• **Task brief**: Filter the entries below, keeping every line that has the word "budynku".

• **Task material**:

____________

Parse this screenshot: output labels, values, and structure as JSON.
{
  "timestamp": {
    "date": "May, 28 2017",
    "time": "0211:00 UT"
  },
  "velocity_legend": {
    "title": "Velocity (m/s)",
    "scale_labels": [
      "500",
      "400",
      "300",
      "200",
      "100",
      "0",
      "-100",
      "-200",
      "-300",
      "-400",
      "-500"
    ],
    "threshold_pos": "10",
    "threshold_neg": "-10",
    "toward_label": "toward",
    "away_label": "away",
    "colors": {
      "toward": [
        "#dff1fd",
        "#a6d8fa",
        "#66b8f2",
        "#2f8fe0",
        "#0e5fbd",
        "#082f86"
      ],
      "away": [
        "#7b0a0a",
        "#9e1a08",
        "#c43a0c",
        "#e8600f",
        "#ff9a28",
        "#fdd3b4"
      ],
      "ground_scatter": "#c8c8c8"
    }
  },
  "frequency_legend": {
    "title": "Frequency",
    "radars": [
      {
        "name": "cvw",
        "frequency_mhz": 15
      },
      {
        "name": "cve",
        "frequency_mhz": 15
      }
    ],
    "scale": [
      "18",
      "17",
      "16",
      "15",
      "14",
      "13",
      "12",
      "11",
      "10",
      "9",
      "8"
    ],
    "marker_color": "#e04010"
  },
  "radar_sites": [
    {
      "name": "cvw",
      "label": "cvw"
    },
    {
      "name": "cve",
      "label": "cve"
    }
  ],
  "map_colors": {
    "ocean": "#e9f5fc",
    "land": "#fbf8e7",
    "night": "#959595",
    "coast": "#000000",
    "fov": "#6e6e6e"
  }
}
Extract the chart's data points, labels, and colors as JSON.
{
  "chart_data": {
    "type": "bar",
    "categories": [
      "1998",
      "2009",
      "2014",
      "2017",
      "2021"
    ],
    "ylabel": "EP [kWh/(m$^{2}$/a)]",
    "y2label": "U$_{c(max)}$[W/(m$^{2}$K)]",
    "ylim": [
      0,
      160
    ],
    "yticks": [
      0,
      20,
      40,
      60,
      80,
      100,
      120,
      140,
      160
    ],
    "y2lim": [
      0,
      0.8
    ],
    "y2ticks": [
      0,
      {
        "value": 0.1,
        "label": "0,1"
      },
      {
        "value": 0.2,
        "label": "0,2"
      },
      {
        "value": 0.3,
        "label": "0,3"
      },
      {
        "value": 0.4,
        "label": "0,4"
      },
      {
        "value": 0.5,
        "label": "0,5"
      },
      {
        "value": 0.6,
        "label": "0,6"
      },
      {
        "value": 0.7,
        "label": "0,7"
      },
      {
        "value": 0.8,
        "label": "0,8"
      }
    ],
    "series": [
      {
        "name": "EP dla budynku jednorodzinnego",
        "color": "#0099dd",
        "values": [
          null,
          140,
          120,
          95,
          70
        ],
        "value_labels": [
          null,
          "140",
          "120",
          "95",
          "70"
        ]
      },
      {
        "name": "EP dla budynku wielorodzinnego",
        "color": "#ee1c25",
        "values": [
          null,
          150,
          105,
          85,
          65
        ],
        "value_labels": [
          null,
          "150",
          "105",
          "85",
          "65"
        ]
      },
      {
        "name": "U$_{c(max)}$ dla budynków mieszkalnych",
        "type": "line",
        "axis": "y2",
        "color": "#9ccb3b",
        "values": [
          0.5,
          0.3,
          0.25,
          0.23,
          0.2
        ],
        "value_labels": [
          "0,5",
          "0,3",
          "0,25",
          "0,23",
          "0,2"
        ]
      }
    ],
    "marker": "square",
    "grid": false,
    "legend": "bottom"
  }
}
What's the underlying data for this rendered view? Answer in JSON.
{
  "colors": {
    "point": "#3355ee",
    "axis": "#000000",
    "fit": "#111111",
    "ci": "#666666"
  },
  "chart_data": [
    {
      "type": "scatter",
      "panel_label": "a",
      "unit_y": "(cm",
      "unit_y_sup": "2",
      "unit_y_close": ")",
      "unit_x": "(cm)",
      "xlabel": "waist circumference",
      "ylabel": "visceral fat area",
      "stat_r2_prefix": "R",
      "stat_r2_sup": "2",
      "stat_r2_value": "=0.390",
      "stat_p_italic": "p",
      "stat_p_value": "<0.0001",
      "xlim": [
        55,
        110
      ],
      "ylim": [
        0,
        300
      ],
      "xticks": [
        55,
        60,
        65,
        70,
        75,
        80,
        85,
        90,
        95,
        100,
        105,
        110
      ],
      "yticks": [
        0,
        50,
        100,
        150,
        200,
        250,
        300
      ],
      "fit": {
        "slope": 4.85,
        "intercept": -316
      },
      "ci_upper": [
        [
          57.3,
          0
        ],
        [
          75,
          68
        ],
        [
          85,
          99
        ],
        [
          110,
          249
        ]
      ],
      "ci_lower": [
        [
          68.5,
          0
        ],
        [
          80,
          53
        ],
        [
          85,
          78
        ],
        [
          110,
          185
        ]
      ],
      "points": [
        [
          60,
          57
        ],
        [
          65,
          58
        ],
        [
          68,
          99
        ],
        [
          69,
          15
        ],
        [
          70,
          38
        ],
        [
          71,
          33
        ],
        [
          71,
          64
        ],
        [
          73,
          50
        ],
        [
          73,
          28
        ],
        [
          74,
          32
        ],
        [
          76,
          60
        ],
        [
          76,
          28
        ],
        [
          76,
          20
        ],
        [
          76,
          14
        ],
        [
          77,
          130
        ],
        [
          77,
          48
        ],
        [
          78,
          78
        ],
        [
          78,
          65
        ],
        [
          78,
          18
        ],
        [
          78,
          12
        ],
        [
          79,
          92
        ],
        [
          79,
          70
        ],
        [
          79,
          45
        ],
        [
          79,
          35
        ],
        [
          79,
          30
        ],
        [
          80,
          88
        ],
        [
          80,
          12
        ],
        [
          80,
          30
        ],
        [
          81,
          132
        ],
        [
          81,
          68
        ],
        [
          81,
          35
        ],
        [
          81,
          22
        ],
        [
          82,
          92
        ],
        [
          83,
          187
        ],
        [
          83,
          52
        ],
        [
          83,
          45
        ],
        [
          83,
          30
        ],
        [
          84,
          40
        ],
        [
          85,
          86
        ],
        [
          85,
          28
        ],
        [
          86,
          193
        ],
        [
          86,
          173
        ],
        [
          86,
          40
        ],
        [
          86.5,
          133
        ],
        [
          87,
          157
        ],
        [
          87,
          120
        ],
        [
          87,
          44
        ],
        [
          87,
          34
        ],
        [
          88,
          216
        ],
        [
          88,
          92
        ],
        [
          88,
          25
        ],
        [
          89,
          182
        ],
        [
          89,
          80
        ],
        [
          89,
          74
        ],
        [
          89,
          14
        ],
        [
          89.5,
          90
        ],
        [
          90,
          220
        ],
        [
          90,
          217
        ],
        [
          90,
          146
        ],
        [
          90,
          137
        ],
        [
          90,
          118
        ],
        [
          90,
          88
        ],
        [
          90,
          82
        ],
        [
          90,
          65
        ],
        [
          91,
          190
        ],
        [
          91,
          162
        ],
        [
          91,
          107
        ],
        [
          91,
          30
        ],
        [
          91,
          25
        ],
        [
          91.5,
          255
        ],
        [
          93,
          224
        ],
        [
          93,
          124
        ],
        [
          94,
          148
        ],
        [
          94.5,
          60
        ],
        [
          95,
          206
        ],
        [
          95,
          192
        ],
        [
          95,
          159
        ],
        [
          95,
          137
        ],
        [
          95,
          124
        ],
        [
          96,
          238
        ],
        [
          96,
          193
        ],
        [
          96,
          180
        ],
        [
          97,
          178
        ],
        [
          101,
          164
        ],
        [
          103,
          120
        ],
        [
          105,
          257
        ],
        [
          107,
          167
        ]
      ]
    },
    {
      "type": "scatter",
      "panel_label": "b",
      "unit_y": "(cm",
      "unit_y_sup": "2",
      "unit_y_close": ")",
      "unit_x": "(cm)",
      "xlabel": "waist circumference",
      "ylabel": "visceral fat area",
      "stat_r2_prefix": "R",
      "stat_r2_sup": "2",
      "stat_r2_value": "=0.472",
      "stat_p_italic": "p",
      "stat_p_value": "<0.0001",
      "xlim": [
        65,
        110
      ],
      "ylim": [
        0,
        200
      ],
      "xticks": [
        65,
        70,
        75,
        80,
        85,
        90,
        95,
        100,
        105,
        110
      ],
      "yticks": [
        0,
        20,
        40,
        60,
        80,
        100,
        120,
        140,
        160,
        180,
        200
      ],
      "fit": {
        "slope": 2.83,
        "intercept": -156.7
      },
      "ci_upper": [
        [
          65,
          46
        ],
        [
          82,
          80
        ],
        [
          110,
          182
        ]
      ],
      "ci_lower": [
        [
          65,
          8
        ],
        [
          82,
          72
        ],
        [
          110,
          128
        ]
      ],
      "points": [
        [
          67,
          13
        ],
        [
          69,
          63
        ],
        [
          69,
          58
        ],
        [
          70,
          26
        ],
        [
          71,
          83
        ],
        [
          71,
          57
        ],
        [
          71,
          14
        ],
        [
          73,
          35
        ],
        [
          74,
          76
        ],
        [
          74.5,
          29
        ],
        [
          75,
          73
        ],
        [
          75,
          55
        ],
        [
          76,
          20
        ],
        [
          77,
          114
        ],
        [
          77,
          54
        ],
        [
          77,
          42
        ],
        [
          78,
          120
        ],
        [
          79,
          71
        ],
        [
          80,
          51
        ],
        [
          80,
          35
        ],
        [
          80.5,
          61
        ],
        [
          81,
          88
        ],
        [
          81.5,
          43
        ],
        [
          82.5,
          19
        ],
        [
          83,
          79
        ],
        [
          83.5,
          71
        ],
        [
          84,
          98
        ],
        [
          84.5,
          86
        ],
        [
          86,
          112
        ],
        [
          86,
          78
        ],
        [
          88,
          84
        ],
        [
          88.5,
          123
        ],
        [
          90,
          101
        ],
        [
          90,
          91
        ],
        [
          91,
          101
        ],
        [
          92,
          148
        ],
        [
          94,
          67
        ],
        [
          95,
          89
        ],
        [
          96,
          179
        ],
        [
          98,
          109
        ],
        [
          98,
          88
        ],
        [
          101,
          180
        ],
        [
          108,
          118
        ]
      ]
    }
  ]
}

____________

• **Answer for the task**:
        "name": "EP dla budynku jednorodzinnego",
        "name": "EP dla budynku wielorodzinnego",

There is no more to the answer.